▶ _WHAT YOU HAVE TO DO_:
Find every line in the records below that contains the word "Bushings", and copy each such line.

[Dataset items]
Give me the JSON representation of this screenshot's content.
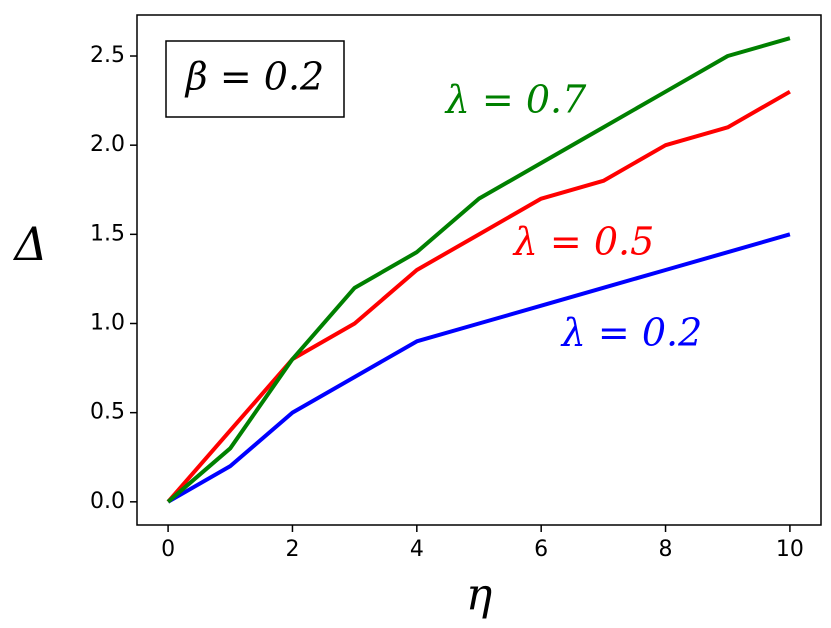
{
  "chart_data": {
    "type": "line",
    "annotation": "β = 0.2",
    "x_label": "η",
    "y_label": "Δ",
    "x": [
      0,
      1,
      2,
      3,
      4,
      5,
      6,
      7,
      8,
      9,
      10
    ],
    "series": [
      {
        "name": "λ = 0.2",
        "color": "#0000ff",
        "values": [
          0,
          0.2,
          0.5,
          0.7,
          0.9,
          1.0,
          1.1,
          1.2,
          1.3,
          1.4,
          1.5
        ]
      },
      {
        "name": "λ = 0.5",
        "color": "#ff0000",
        "values": [
          0,
          0.4,
          0.8,
          1.0,
          1.3,
          1.5,
          1.7,
          1.8,
          2.0,
          2.1,
          2.3
        ]
      },
      {
        "name": "λ = 0.7",
        "color": "#008000",
        "values": [
          0,
          0.3,
          0.8,
          1.2,
          1.4,
          1.7,
          1.9,
          2.1,
          2.3,
          2.5,
          2.6
        ]
      }
    ],
    "xlim": [
      -0.5,
      10.5
    ],
    "ylim": [
      -0.13,
      2.73
    ],
    "xticks": [
      0,
      2,
      4,
      6,
      8,
      10
    ],
    "yticks": [
      {
        "value": 0,
        "label": "0.0"
      },
      0.5,
      {
        "value": 1,
        "label": "1.0"
      },
      1.5,
      {
        "value": 2,
        "label": "2.0"
      },
      2.5
    ]
  }
}
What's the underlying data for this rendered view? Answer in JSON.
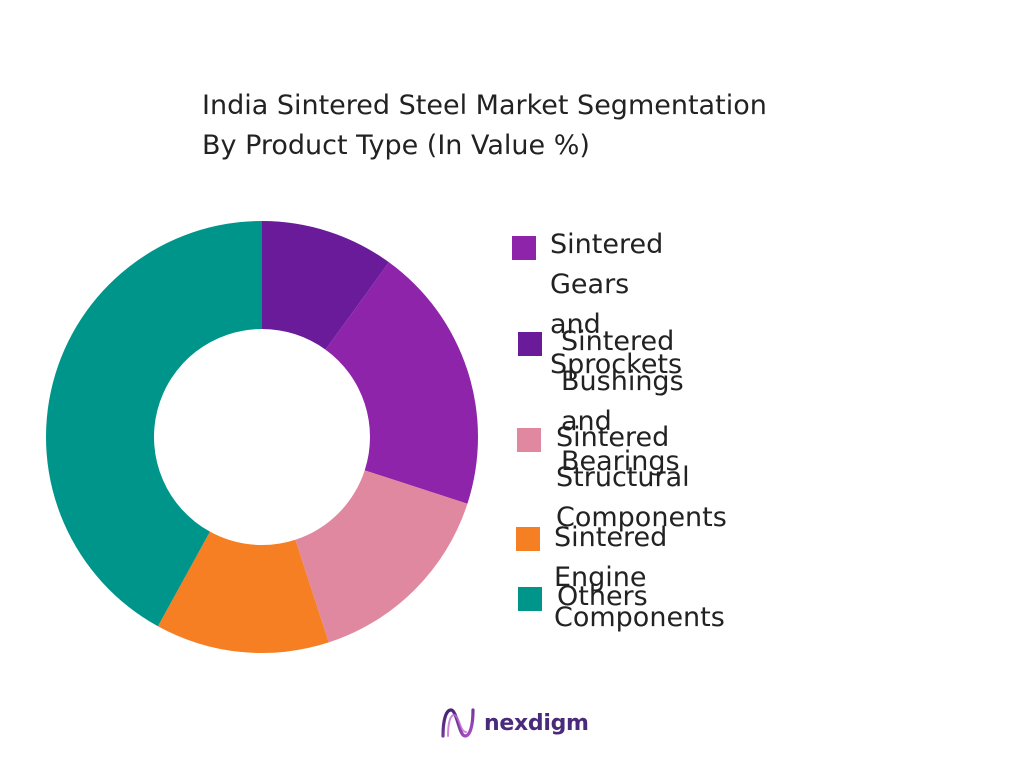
{
  "chart_data": {
    "type": "pie",
    "title": "India Sintered Steel Market Segmentation",
    "subtitle": "By Product Type (In Value %)",
    "donut": true,
    "legend_position": "right",
    "series": [
      {
        "name": "Sintered Bushings and Bearings",
        "value": 10,
        "color": "#6a1b9a"
      },
      {
        "name": "Sintered Gears and Sprockets",
        "value": 20,
        "color": "#8e24aa"
      },
      {
        "name": "Sintered Structural Components",
        "value": 15,
        "color": "#e088a0"
      },
      {
        "name": "Sintered Engine Components",
        "value": 13,
        "color": "#f57f22"
      },
      {
        "name": "Others",
        "value": 42,
        "color": "#00958a"
      }
    ],
    "legend": [
      {
        "label": "Sintered Gears and\nSprockets",
        "color": "#8e24aa"
      },
      {
        "label": "Sintered Bushings and\nBearings",
        "color": "#6a1b9a"
      },
      {
        "label": "Sintered Structural\nComponents",
        "color": "#e088a0"
      },
      {
        "label": "Sintered Engine Components",
        "color": "#f57f22"
      },
      {
        "label": "Others",
        "color": "#00958a"
      }
    ]
  },
  "brand": {
    "name": "nexdigm",
    "logo_icon": "nexdigm-logo-icon",
    "color": "#4a2a7a"
  }
}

▶ _TASK OUTPUT_:
        "name": "Sintered Bushings and Bearings",
        "label": "Sintered Bushings and\nBearings",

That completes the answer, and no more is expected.